_PROBLEM DETAILS_
Leave out the pictures and copy everything else in the entries exactly.

Data entries for graphics
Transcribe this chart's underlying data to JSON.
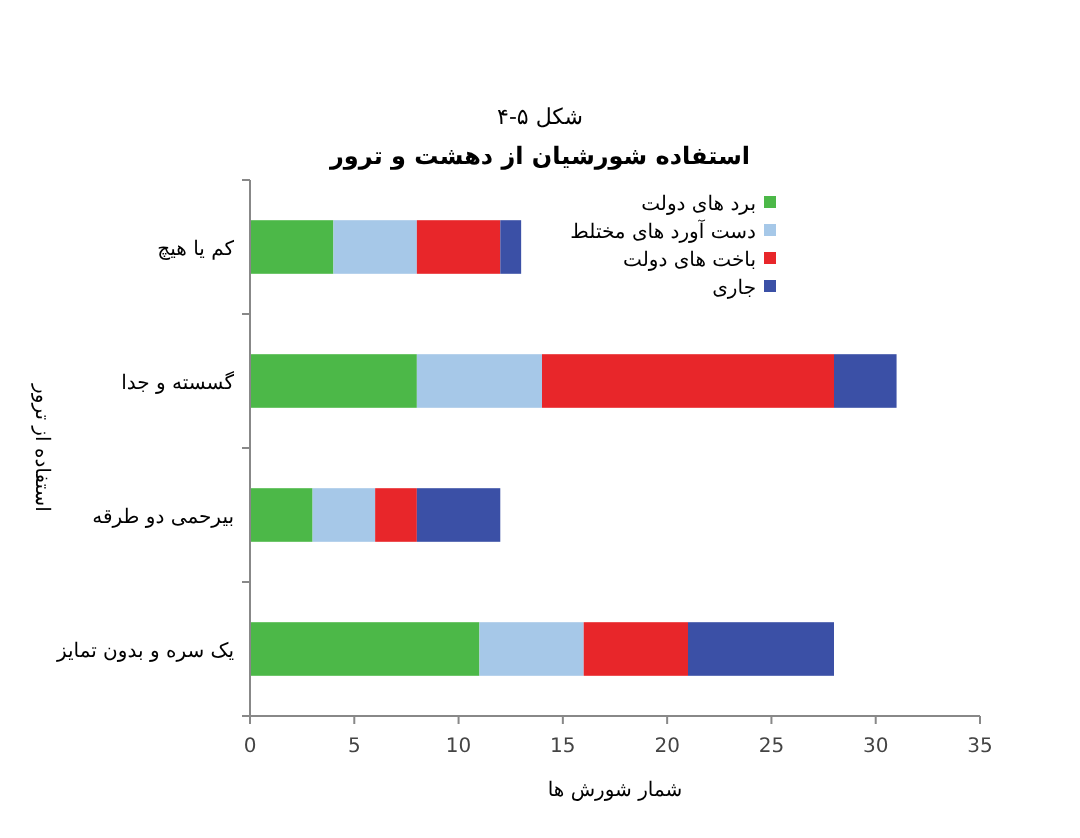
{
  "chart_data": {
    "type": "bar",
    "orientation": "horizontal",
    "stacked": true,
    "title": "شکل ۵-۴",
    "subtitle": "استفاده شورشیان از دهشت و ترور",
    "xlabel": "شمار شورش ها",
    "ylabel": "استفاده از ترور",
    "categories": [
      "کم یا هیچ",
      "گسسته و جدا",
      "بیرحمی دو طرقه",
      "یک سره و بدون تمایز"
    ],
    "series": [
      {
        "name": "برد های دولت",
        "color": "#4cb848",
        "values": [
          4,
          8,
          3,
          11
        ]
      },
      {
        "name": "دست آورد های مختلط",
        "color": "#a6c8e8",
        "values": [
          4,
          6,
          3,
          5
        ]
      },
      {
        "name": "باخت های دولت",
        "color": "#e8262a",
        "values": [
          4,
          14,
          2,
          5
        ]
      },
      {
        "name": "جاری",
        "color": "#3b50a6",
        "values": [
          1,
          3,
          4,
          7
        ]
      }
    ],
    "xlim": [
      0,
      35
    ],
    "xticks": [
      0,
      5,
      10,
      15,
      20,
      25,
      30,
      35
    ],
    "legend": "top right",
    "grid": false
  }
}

_SOLUTION TO THIS PROBLEM_
Transcribe this chart's underlying data to JSON.
{
  "chart_data": {
    "type": "bar",
    "orientation": "horizontal",
    "stacked": true,
    "title": "شکل ۵-۴",
    "subtitle": "استفاده شورشیان از دهشت و ترور",
    "xlabel": "شمار شورش ها",
    "ylabel": "استفاده از ترور",
    "categories": [
      "کم یا هیچ",
      "گسسته و جدا",
      "بیرحمی دو طرقه",
      "یک سره و بدون تمایز"
    ],
    "series": [
      {
        "name": "برد های دولت",
        "color": "#4cb848",
        "values": [
          4,
          8,
          3,
          11
        ]
      },
      {
        "name": "دست آورد های مختلط",
        "color": "#a6c8e8",
        "values": [
          4,
          6,
          3,
          5
        ]
      },
      {
        "name": "باخت های دولت",
        "color": "#e8262a",
        "values": [
          4,
          14,
          2,
          5
        ]
      },
      {
        "name": "جاری",
        "color": "#3b50a6",
        "values": [
          1,
          3,
          4,
          7
        ]
      }
    ],
    "xlim": [
      0,
      35
    ],
    "xticks": [
      0,
      5,
      10,
      15,
      20,
      25,
      30,
      35
    ],
    "legend": "top right",
    "grid": false
  }
}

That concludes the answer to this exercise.